* Exercise requirements *
All entries are to be given again verbatim.

* Records for this exercise *
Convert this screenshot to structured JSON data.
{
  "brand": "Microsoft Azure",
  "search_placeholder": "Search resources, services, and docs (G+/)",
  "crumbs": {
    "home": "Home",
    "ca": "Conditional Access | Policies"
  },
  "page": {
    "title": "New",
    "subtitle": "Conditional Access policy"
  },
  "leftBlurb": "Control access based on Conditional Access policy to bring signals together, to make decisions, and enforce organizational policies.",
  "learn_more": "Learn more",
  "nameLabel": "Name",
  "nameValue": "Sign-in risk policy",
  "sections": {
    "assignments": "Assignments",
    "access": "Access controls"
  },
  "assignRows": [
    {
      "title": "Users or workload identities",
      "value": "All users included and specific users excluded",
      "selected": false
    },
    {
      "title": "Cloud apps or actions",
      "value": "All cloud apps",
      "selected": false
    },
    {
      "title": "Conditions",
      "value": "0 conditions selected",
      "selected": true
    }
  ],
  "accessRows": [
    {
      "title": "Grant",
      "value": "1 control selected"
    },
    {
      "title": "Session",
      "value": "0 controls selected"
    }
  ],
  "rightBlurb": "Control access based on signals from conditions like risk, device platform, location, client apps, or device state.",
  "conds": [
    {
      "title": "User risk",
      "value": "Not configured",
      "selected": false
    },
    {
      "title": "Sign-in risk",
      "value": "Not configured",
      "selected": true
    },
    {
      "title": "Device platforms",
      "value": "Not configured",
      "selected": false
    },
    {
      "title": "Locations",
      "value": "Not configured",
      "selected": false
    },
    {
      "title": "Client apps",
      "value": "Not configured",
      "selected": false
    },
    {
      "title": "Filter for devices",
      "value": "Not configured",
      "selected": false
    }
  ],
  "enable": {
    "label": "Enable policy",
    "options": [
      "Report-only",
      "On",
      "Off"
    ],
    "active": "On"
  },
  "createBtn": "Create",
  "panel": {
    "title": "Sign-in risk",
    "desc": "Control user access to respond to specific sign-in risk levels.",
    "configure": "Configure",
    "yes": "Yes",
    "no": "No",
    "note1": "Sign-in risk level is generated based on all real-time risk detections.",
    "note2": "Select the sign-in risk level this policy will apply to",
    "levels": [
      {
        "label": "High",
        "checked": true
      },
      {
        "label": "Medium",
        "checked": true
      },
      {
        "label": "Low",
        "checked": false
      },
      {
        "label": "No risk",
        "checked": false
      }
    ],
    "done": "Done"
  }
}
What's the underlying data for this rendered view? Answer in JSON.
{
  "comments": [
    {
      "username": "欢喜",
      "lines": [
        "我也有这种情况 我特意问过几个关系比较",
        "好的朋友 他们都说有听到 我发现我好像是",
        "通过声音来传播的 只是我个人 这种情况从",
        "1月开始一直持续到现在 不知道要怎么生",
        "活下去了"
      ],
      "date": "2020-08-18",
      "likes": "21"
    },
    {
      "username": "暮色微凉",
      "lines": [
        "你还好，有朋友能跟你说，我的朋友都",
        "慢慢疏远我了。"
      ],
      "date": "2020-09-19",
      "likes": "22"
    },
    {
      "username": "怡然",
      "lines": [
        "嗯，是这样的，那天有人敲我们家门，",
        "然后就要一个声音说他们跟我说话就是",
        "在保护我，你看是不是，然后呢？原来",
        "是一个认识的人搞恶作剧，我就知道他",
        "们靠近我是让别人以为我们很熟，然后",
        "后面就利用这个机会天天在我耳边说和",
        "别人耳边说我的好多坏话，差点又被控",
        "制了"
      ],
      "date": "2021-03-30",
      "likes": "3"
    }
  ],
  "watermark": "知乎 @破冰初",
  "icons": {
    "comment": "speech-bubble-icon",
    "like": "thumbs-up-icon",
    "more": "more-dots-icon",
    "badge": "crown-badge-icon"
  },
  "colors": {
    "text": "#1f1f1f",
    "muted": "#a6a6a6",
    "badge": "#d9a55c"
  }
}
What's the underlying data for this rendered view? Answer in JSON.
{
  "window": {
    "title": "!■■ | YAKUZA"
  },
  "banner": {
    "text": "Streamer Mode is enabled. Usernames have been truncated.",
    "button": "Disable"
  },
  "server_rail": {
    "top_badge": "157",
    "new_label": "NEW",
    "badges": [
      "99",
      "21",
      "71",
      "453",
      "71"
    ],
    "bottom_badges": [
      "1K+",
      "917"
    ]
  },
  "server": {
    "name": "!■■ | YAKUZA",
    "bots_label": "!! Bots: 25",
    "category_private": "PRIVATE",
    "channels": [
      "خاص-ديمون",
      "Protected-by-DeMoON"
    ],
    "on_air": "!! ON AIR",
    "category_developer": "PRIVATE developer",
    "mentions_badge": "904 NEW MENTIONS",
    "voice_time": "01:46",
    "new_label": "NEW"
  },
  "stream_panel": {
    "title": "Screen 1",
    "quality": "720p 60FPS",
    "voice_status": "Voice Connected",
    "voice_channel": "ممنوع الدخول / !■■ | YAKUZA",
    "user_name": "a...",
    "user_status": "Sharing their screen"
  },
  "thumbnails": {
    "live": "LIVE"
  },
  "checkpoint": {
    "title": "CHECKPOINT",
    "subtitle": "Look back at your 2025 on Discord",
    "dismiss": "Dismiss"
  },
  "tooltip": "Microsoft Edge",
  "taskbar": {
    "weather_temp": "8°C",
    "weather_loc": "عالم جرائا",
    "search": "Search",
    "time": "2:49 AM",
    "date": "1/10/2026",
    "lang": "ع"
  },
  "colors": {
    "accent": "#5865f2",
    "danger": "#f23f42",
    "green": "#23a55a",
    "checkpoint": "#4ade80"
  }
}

* Correct result *
Convert this screenshot to structured JSON data.
{
  "brand": "Microsoft Azure",
  "search_placeholder": "Search resources, services, and docs (G+/)",
  "crumbs": {
    "home": "Home",
    "ca": "Conditional Access | Policies"
  },
  "page": {
    "title": "New",
    "subtitle": "Conditional Access policy"
  },
  "leftBlurb": "Control access based on Conditional Access policy to bring signals together, to make decisions, and enforce organizational policies.",
  "learn_more": "Learn more",
  "nameLabel": "Name",
  "nameValue": "Sign-in risk policy",
  "sections": {
    "assignments": "Assignments",
    "access": "Access controls"
  },
  "assignRows": [
    {
      "title": "Users or workload identities",
      "value": "All users included and specific users excluded",
      "selected": false
    },
    {
      "title": "Cloud apps or actions",
      "value": "All cloud apps",
      "selected": false
    },
    {
      "title": "Conditions",
      "value": "0 conditions selected",
      "selected": true
    }
  ],
  "accessRows": [
    {
      "title": "Grant",
      "value": "1 control selected"
    },
    {
      "title": "Session",
      "value": "0 controls selected"
    }
  ],
  "rightBlurb": "Control access based on signals from conditions like risk, device platform, location, client apps, or device state.",
  "conds": [
    {
      "title": "User risk",
      "value": "Not configured",
      "selected": false
    },
    {
      "title": "Sign-in risk",
      "value": "Not configured",
      "selected": true
    },
    {
      "title": "Device platforms",
      "value": "Not configured",
      "selected": false
    },
    {
      "title": "Locations",
      "value": "Not configured",
      "selected": false
    },
    {
      "title": "Client apps",
      "value": "Not configured",
      "selected": false
    },
    {
      "title": "Filter for devices",
      "value": "Not configured",
      "selected": false
    }
  ],
  "enable": {
    "label": "Enable policy",
    "options": [
      "Report-only",
      "On",
      "Off"
    ],
    "active": "On"
  },
  "createBtn": "Create",
  "panel": {
    "title": "Sign-in risk",
    "desc": "Control user access to respond to specific sign-in risk levels.",
    "configure": "Configure",
    "yes": "Yes",
    "no": "No",
    "note1": "Sign-in risk level is generated based on all real-time risk detections.",
    "note2": "Select the sign-in risk level this policy will apply to",
    "levels": [
      {
        "label": "High",
        "checked": true
      },
      {
        "label": "Medium",
        "checked": true
      },
      {
        "label": "Low",
        "checked": false
      },
      {
        "label": "No risk",
        "checked": false
      }
    ],
    "done": "Done"
  }
}
What's the underlying data for this rendered view? Answer in JSON.
{
  "comments": [
    {
      "username": "欢喜",
      "lines": [
        "我也有这种情况 我特意问过几个关系比较",
        "好的朋友 他们都说有听到 我发现我好像是",
        "通过声音来传播的 只是我个人 这种情况从",
        "1月开始一直持续到现在 不知道要怎么生",
        "活下去了"
      ],
      "date": "2020-08-18",
      "likes": "21"
    },
    {
      "username": "暮色微凉",
      "lines": [
        "你还好，有朋友能跟你说，我的朋友都",
        "慢慢疏远我了。"
      ],
      "date": "2020-09-19",
      "likes": "22"
    },
    {
      "username": "怡然",
      "lines": [
        "嗯，是这样的，那天有人敲我们家门，",
        "然后就要一个声音说他们跟我说话就是",
        "在保护我，你看是不是，然后呢？原来",
        "是一个认识的人搞恶作剧，我就知道他",
        "们靠近我是让别人以为我们很熟，然后",
        "后面就利用这个机会天天在我耳边说和",
        "别人耳边说我的好多坏话，差点又被控",
        "制了"
      ],
      "date": "2021-03-30",
      "likes": "3"
    }
  ],
  "watermark": "知乎 @破冰初",
  "icons": {
    "comment": "speech-bubble-icon",
    "like": "thumbs-up-icon",
    "more": "more-dots-icon",
    "badge": "crown-badge-icon"
  },
  "colors": {
    "text": "#1f1f1f",
    "muted": "#a6a6a6",
    "badge": "#d9a55c"
  }
}
What's the underlying data for this rendered view? Answer in JSON.
{
  "window": {
    "title": "!■■ | YAKUZA"
  },
  "banner": {
    "text": "Streamer Mode is enabled. Usernames have been truncated.",
    "button": "Disable"
  },
  "server_rail": {
    "top_badge": "157",
    "new_label": "NEW",
    "badges": [
      "99",
      "21",
      "71",
      "453",
      "71"
    ],
    "bottom_badges": [
      "1K+",
      "917"
    ]
  },
  "server": {
    "name": "!■■ | YAKUZA",
    "bots_label": "!! Bots: 25",
    "category_private": "PRIVATE",
    "channels": [
      "خاص-ديمون",
      "Protected-by-DeMoON"
    ],
    "on_air": "!! ON AIR",
    "category_developer": "PRIVATE developer",
    "mentions_badge": "904 NEW MENTIONS",
    "voice_time": "01:46",
    "new_label": "NEW"
  },
  "stream_panel": {
    "title": "Screen 1",
    "quality": "720p 60FPS",
    "voice_status": "Voice Connected",
    "voice_channel": "ممنوع الدخول / !■■ | YAKUZA",
    "user_name": "a...",
    "user_status": "Sharing their screen"
  },
  "thumbnails": {
    "live": "LIVE"
  },
  "checkpoint": {
    "title": "CHECKPOINT",
    "subtitle": "Look back at your 2025 on Discord",
    "dismiss": "Dismiss"
  },
  "tooltip": "Microsoft Edge",
  "taskbar": {
    "weather_temp": "8°C",
    "weather_loc": "عالم جرائا",
    "search": "Search",
    "time": "2:49 AM",
    "date": "1/10/2026",
    "lang": "ع"
  },
  "colors": {
    "accent": "#5865f2",
    "danger": "#f23f42",
    "green": "#23a55a",
    "checkpoint": "#4ade80"
  }
}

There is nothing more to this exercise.